_Aim of the task_:
Read the listing below and copy out every line that holds "rewardType".

_Extracted material_:
################

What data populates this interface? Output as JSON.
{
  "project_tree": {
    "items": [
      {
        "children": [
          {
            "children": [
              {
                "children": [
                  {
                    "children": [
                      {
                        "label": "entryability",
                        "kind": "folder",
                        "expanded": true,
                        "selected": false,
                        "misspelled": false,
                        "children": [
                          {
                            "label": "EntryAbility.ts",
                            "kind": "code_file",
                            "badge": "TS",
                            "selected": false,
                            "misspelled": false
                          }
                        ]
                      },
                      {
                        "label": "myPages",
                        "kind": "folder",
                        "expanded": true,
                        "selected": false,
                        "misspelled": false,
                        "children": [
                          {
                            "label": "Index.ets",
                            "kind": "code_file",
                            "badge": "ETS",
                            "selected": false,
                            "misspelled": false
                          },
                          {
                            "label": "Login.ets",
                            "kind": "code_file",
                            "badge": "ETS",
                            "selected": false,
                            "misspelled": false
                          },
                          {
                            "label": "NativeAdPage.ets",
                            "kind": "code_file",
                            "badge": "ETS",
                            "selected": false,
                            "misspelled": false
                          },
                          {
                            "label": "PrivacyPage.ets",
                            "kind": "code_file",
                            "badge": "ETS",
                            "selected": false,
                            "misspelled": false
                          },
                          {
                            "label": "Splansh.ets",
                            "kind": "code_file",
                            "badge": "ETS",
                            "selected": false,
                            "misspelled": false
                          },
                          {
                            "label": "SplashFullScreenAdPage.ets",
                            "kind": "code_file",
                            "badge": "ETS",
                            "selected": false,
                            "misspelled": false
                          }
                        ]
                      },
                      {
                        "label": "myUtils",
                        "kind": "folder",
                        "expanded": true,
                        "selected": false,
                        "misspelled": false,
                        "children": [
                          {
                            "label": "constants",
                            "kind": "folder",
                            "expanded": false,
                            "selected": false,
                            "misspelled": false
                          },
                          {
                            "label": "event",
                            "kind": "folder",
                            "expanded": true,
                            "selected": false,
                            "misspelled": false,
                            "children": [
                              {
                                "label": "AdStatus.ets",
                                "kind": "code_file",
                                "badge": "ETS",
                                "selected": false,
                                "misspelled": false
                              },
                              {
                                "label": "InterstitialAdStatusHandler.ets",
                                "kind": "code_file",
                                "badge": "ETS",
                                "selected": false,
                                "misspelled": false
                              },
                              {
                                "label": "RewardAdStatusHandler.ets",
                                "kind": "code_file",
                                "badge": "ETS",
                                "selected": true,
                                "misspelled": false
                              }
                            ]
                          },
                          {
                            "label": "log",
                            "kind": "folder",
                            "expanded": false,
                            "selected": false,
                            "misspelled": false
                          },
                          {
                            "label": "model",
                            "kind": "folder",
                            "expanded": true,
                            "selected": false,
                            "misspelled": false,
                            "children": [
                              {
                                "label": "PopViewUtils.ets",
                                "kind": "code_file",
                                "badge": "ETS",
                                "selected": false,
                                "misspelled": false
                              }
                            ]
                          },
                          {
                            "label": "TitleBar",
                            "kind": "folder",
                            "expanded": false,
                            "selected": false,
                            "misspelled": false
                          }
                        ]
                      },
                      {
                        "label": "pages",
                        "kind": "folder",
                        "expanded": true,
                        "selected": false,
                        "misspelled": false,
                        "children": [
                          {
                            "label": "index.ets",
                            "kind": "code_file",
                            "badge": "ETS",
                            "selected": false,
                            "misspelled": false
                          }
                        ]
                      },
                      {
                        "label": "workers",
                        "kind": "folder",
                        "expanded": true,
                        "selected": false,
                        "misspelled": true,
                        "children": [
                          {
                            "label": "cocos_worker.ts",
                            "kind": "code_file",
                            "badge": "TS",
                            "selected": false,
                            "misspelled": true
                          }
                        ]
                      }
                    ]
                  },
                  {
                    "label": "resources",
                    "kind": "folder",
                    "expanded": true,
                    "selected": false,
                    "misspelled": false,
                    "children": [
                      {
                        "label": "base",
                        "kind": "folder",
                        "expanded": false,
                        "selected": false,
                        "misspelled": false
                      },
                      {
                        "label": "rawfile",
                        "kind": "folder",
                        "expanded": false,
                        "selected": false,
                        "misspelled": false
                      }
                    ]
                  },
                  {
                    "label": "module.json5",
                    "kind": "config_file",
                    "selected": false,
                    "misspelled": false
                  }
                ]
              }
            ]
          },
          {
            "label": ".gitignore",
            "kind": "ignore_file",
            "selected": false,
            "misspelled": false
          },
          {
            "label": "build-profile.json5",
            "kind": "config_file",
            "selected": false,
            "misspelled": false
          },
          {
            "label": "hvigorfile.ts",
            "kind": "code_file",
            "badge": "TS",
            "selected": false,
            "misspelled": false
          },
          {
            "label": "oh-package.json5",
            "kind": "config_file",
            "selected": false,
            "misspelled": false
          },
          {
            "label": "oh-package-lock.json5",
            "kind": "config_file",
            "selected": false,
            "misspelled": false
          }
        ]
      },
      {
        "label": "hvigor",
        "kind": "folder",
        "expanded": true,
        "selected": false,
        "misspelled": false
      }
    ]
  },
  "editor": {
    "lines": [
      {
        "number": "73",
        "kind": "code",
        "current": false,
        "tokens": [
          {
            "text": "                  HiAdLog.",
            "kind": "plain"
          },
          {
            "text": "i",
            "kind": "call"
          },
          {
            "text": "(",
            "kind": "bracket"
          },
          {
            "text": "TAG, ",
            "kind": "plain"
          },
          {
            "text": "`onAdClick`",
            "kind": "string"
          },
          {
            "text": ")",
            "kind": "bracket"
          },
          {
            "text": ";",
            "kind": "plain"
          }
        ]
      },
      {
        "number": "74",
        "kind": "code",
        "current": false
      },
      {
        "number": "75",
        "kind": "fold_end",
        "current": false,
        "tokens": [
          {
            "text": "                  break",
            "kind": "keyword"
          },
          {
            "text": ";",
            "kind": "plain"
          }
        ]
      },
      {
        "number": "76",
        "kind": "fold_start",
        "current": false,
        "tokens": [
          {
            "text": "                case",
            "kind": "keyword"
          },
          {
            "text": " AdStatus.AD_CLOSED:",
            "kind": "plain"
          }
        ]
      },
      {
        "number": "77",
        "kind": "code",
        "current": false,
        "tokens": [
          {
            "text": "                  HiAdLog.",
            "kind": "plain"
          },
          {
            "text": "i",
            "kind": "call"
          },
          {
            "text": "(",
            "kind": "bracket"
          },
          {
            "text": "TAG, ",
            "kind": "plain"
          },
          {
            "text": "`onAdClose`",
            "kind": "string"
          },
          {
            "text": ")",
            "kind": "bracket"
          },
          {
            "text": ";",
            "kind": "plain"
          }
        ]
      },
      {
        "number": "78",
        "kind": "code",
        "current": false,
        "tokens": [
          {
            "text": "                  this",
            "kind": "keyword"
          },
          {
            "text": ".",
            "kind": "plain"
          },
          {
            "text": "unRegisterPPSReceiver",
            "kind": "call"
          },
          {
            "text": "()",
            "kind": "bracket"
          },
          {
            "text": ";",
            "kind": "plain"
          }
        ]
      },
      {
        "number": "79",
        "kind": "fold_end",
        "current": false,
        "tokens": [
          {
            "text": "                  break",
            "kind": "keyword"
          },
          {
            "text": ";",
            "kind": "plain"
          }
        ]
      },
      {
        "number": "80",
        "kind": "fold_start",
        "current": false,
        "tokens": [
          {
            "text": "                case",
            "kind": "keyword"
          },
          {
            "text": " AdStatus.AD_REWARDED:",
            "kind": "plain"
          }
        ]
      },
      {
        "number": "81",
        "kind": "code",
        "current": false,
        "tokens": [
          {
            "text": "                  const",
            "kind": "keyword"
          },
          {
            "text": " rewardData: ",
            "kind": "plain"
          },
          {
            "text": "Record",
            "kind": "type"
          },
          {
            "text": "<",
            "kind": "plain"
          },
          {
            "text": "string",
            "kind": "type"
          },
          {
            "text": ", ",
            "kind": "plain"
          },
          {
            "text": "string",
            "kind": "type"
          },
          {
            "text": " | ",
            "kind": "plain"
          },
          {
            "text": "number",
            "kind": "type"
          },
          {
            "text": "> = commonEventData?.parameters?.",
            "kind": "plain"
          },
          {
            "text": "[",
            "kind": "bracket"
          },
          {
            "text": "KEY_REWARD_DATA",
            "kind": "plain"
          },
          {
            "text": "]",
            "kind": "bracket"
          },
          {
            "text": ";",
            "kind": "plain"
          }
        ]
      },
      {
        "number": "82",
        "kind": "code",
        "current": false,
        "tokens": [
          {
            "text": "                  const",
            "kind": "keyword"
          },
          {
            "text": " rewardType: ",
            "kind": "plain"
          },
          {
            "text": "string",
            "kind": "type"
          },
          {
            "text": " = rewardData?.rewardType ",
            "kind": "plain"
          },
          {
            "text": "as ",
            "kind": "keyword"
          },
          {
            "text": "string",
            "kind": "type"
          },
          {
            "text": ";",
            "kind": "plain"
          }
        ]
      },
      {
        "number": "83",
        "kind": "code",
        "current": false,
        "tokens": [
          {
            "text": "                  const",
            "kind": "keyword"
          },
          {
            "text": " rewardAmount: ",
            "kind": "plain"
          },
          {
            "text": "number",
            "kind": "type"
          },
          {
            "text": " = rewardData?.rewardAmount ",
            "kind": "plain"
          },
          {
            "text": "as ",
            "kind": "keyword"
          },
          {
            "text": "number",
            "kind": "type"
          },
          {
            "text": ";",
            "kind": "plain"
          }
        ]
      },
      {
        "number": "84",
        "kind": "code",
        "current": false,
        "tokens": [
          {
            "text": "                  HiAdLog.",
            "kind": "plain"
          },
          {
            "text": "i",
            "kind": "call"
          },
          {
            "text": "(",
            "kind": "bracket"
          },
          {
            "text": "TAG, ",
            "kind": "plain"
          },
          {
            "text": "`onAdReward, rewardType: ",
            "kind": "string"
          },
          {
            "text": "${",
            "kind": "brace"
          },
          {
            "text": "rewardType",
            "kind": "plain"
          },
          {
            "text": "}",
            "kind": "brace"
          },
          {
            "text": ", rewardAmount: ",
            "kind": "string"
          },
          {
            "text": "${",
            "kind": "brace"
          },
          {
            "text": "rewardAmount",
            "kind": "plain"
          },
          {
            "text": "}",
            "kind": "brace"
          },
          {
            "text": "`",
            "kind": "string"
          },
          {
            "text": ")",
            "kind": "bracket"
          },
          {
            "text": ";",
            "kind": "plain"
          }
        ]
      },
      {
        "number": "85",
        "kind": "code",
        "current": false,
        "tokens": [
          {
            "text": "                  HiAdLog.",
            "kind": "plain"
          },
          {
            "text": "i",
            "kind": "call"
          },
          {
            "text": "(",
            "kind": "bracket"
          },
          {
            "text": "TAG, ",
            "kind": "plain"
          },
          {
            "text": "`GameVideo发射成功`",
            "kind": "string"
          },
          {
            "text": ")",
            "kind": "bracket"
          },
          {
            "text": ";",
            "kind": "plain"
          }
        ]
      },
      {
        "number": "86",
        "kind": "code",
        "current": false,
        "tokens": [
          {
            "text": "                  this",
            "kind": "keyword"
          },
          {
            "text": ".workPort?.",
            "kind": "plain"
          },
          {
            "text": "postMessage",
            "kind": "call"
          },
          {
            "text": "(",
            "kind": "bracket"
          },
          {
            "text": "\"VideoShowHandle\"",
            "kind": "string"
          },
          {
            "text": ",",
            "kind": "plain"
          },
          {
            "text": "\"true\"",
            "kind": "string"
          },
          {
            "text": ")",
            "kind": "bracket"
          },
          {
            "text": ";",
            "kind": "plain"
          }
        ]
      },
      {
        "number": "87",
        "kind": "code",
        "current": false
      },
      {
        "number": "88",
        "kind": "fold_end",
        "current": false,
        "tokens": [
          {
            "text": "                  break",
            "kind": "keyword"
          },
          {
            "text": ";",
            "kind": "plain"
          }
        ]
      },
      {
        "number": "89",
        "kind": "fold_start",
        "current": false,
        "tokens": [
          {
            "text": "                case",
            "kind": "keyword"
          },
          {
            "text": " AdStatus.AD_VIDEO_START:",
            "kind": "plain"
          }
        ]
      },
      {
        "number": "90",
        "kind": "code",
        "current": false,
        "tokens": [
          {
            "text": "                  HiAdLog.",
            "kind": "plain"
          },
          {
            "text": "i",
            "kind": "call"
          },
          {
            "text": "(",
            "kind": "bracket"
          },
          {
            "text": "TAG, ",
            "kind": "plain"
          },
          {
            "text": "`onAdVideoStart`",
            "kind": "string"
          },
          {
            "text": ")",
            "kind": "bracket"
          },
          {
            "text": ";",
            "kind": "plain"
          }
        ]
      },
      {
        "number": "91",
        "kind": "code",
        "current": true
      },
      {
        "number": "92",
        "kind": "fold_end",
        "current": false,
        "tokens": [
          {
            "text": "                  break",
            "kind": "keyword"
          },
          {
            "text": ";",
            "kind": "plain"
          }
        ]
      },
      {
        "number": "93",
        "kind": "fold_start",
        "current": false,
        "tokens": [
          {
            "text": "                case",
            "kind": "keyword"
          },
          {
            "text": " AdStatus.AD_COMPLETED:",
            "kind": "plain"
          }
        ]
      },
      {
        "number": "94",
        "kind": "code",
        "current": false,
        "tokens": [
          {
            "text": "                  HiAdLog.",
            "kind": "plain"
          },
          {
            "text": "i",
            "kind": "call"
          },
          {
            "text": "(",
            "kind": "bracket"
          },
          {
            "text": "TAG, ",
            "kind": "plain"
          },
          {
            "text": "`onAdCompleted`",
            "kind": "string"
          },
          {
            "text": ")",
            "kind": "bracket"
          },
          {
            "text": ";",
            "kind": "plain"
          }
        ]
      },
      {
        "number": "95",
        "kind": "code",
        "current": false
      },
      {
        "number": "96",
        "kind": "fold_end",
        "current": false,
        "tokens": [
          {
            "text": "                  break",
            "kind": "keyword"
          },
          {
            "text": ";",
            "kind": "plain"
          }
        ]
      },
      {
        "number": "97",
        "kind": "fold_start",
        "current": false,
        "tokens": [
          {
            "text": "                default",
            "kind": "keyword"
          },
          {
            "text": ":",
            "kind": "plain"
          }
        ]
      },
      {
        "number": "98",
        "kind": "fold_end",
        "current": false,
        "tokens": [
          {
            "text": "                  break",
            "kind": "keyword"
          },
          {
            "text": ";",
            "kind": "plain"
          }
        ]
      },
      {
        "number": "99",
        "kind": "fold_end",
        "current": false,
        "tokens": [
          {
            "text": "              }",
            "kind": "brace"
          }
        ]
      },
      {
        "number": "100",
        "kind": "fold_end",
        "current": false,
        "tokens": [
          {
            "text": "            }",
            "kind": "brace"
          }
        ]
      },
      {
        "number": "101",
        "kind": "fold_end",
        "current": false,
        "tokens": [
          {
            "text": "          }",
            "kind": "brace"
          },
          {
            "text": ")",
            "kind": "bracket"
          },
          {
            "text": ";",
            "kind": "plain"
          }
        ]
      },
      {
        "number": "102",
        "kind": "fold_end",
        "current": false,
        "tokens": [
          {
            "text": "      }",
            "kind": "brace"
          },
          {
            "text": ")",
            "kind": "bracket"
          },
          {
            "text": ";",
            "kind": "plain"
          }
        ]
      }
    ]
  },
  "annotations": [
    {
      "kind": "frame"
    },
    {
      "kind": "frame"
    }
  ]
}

################

_Written response_:
            "text": " rewardType: ",
            "text": " = rewardData?.rewardType ",
            "text": "`onAdReward, rewardType: ",
            "text": "rewardType",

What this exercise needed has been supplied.